# WHAT TO DO
Which lines hold the word "Eastern"? Copy each of them from the material.

# DATA ROWS
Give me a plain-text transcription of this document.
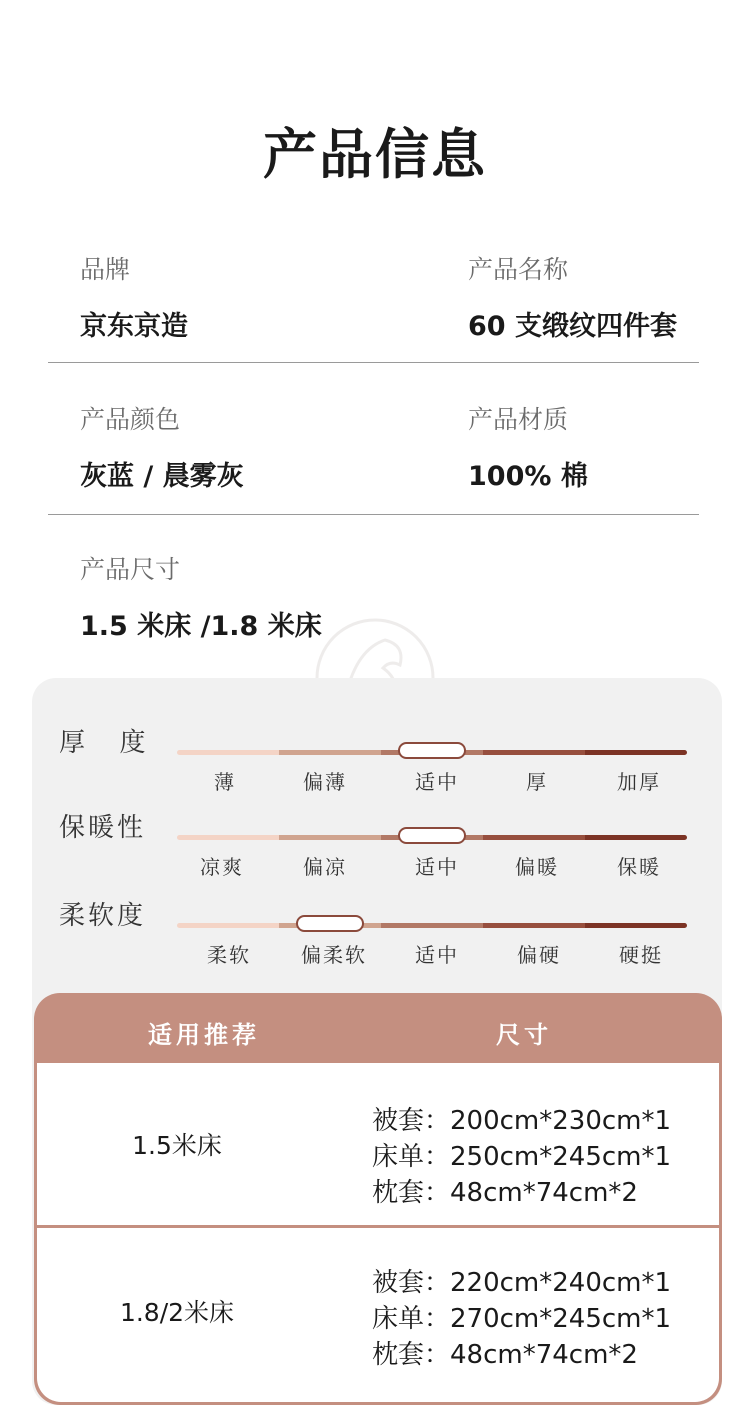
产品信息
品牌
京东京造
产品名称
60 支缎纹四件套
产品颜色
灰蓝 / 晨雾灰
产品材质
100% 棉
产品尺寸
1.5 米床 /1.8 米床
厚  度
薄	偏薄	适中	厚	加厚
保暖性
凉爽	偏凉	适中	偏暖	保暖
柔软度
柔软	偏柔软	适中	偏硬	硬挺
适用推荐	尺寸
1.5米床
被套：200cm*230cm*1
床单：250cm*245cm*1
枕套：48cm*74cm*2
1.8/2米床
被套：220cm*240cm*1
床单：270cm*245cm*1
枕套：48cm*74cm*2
==
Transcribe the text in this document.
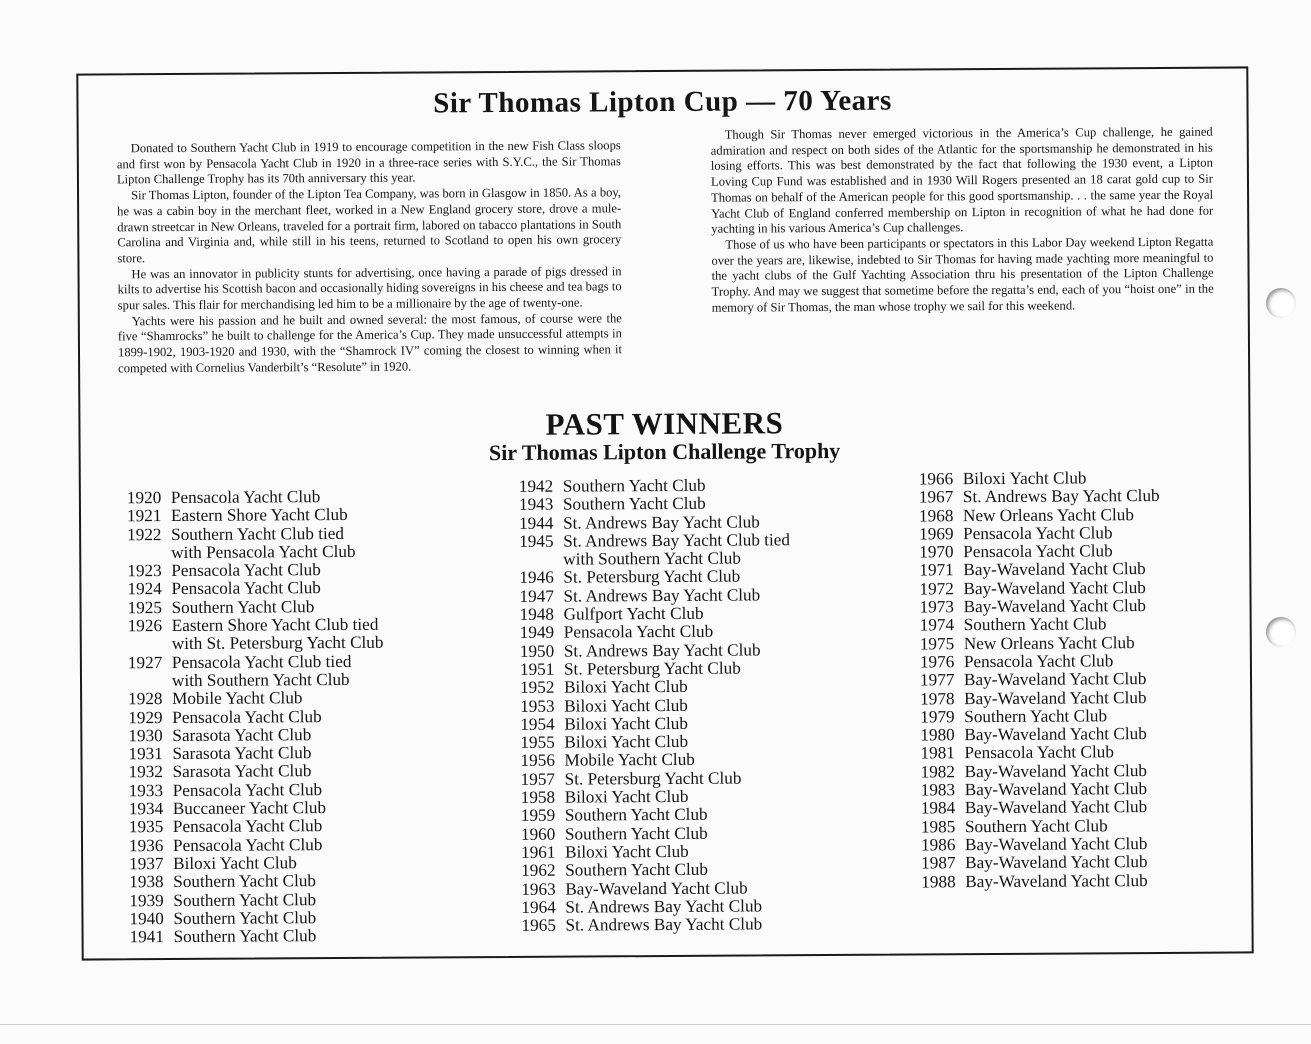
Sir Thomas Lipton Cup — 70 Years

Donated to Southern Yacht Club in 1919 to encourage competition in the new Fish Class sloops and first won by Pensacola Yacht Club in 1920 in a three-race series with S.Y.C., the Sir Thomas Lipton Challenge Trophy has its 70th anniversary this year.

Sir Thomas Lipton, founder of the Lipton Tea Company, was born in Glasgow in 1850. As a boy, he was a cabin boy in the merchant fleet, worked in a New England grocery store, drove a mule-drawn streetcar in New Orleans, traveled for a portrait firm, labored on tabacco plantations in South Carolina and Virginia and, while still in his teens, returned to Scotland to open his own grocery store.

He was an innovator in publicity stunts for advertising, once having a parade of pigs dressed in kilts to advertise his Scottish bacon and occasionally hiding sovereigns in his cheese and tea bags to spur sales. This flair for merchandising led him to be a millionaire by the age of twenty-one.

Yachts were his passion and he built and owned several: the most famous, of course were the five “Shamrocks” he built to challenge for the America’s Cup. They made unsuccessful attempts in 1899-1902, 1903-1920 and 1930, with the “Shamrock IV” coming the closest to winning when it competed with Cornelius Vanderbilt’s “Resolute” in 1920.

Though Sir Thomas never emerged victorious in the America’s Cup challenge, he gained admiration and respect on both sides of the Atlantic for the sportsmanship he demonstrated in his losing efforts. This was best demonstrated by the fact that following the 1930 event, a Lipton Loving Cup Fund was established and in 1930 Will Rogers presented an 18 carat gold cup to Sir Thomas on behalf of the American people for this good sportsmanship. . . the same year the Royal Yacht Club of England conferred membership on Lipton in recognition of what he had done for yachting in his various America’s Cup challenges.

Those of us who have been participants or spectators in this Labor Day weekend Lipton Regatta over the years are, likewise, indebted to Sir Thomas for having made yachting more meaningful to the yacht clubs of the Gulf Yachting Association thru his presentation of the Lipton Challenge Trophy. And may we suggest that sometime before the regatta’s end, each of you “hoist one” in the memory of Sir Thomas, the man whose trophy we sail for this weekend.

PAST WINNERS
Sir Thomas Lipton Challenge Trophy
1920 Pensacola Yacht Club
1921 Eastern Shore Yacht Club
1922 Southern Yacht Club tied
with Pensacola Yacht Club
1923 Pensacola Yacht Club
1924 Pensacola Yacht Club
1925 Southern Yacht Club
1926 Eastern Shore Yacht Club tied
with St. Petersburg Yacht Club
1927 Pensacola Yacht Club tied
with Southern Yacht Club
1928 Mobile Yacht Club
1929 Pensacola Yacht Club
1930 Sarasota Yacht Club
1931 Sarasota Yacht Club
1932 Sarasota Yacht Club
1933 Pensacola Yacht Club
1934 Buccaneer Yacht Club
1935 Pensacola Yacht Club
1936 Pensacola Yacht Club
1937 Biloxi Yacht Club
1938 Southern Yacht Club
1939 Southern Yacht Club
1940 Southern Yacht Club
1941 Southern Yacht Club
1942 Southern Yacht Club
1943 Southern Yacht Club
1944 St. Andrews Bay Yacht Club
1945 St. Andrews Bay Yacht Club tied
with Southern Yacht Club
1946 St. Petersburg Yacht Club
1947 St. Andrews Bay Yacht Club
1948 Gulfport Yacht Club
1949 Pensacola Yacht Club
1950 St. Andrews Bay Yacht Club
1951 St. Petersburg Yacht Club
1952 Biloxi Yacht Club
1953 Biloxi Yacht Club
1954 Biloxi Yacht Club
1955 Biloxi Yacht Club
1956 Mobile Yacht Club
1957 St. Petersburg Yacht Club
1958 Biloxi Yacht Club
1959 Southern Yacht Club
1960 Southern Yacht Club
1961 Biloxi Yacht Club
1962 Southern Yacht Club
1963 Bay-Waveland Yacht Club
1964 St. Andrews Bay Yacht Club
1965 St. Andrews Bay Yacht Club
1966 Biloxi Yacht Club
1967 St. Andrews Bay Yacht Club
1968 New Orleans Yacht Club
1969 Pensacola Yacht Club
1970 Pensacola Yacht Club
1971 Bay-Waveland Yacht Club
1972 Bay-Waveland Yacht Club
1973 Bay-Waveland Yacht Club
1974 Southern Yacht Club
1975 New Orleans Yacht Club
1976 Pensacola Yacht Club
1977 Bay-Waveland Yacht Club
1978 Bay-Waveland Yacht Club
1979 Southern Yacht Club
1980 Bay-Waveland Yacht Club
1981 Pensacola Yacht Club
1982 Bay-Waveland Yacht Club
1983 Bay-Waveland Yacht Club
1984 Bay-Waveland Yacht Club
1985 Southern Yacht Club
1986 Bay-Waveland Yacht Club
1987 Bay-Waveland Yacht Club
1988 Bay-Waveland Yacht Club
---
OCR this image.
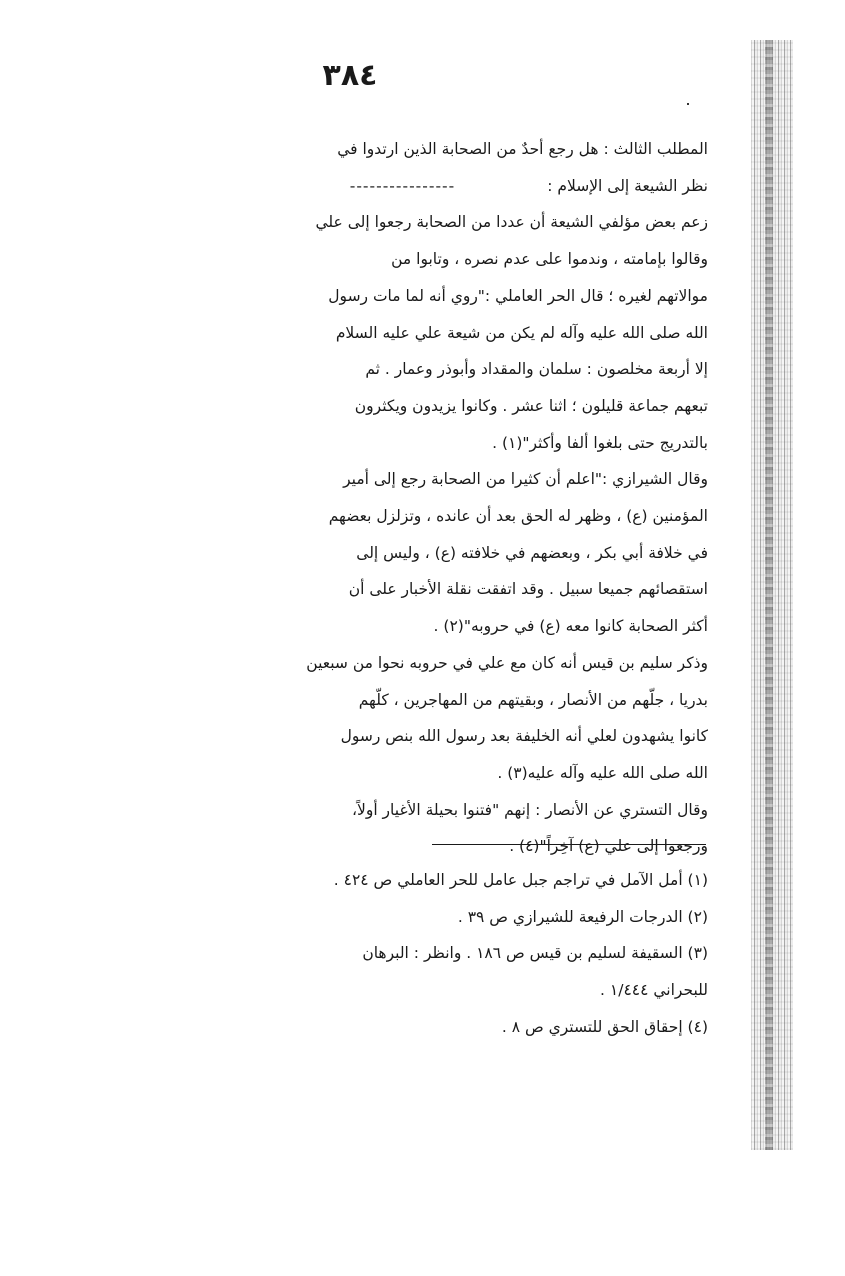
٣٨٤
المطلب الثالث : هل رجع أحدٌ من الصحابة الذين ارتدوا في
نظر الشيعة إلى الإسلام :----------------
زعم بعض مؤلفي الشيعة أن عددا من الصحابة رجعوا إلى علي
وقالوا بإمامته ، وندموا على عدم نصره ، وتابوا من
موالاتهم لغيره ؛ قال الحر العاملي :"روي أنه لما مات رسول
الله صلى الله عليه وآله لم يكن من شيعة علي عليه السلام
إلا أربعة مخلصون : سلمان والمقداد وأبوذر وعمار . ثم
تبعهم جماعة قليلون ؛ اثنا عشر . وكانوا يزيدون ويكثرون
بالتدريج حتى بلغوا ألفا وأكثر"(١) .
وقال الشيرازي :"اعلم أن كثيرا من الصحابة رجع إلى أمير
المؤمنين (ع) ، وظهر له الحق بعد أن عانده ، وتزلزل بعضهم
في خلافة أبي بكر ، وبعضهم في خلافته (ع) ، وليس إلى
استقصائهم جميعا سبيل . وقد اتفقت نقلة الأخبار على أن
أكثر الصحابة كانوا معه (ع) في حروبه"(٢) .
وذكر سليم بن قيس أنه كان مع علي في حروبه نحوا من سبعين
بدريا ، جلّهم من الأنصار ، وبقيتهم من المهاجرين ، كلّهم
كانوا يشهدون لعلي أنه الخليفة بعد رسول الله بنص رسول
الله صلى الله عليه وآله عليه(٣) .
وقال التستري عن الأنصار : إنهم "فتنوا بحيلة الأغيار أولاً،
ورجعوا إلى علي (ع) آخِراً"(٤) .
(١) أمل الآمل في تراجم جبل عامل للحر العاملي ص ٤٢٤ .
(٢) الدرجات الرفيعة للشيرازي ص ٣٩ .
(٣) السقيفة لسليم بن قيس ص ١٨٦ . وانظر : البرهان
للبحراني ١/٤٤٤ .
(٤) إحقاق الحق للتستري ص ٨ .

# EXERCISE OUTPUT
1921 Eastern Shore Yacht Club
1926 Eastern Shore Yacht Club tied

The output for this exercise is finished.